▶ Exercise objective: Could you write out every entry exactly as it stands?
◇ ◇ ◇ ◇ ◇ ◇ ◇
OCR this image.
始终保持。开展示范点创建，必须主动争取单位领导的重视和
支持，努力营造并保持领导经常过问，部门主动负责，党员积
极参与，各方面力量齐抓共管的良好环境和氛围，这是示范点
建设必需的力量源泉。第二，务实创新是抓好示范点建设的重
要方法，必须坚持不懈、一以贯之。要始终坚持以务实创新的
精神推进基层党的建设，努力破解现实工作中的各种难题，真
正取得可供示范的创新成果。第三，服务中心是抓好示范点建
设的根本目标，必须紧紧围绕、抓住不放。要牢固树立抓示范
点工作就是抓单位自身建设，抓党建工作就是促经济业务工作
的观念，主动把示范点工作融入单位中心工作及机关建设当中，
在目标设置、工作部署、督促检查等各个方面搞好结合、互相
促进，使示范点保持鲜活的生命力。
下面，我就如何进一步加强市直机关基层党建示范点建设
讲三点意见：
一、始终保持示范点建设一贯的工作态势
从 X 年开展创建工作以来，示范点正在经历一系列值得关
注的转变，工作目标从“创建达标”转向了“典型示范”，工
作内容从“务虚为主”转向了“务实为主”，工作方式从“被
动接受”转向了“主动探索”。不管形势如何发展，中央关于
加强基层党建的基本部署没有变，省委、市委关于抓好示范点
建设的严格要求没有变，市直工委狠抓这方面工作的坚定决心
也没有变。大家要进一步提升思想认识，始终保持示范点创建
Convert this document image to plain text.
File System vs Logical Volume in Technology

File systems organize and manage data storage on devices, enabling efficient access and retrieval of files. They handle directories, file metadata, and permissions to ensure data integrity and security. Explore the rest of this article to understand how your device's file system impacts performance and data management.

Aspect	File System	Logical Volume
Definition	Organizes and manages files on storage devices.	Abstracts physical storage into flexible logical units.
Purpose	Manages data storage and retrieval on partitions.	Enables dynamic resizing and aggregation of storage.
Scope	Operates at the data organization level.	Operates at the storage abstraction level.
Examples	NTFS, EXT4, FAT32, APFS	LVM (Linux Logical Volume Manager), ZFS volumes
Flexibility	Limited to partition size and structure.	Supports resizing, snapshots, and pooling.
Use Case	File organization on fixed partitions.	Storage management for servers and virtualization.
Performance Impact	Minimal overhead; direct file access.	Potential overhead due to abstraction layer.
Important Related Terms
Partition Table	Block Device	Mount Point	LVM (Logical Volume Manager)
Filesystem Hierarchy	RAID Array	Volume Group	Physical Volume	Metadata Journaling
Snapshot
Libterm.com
◇ ◇ ◇ ◇ ◇ ◇ ◇
▶ Result of the task:
OCR this image.
始终保持。开展示范点创建，必须主动争取单位领导的重视和
支持，努力营造并保持领导经常过问，部门主动负责，党员积
极参与，各方面力量齐抓共管的良好环境和氛围，这是示范点
建设必需的力量源泉。第二，务实创新是抓好示范点建设的重
要方法，必须坚持不懈、一以贯之。要始终坚持以务实创新的
精神推进基层党的建设，努力破解现实工作中的各种难题，真
正取得可供示范的创新成果。第三，服务中心是抓好示范点建
设的根本目标，必须紧紧围绕、抓住不放。要牢固树立抓示范
点工作就是抓单位自身建设，抓党建工作就是促经济业务工作
的观念，主动把示范点工作融入单位中心工作及机关建设当中，
在目标设置、工作部署、督促检查等各个方面搞好结合、互相
促进，使示范点保持鲜活的生命力。
下面，我就如何进一步加强市直机关基层党建示范点建设
讲三点意见：
一、始终保持示范点建设一贯的工作态势
从 X 年开展创建工作以来，示范点正在经历一系列值得关
注的转变，工作目标从“创建达标”转向了“典型示范”，工
作内容从“务虚为主”转向了“务实为主”，工作方式从“被
动接受”转向了“主动探索”。不管形势如何发展，中央关于
加强基层党建的基本部署没有变，省委、市委关于抓好示范点
建设的严格要求没有变，市直工委狠抓这方面工作的坚定决心
也没有变。大家要进一步提升思想认识，始终保持示范点创建
Convert this document image to plain text.
File System vs Logical Volume in Technology

File systems organize and manage data storage on devices, enabling efficient access and retrieval of files. They handle directories, file metadata, and permissions to ensure data integrity and security. Explore the rest of this article to understand how your device's file system impacts performance and data management.

Aspect	File System	Logical Volume
Definition	Organizes and manages files on storage devices.	Abstracts physical storage into flexible logical units.
Purpose	Manages data storage and retrieval on partitions.	Enables dynamic resizing and aggregation of storage.
Scope	Operates at the data organization level.	Operates at the storage abstraction level.
Examples	NTFS, EXT4, FAT32, APFS	LVM (Linux Logical Volume Manager), ZFS volumes
Flexibility	Limited to partition size and structure.	Supports resizing, snapshots, and pooling.
Use Case	File organization on fixed partitions.	Storage management for servers and virtualization.
Performance Impact	Minimal overhead; direct file access.	Potential overhead due to abstraction layer.
Important Related Terms
Partition Table	Block Device	Mount Point	LVM (Logical Volume Manager)
Filesystem Hierarchy	RAID Array	Volume Group	Physical Volume	Metadata Journaling
Snapshot
Libterm.com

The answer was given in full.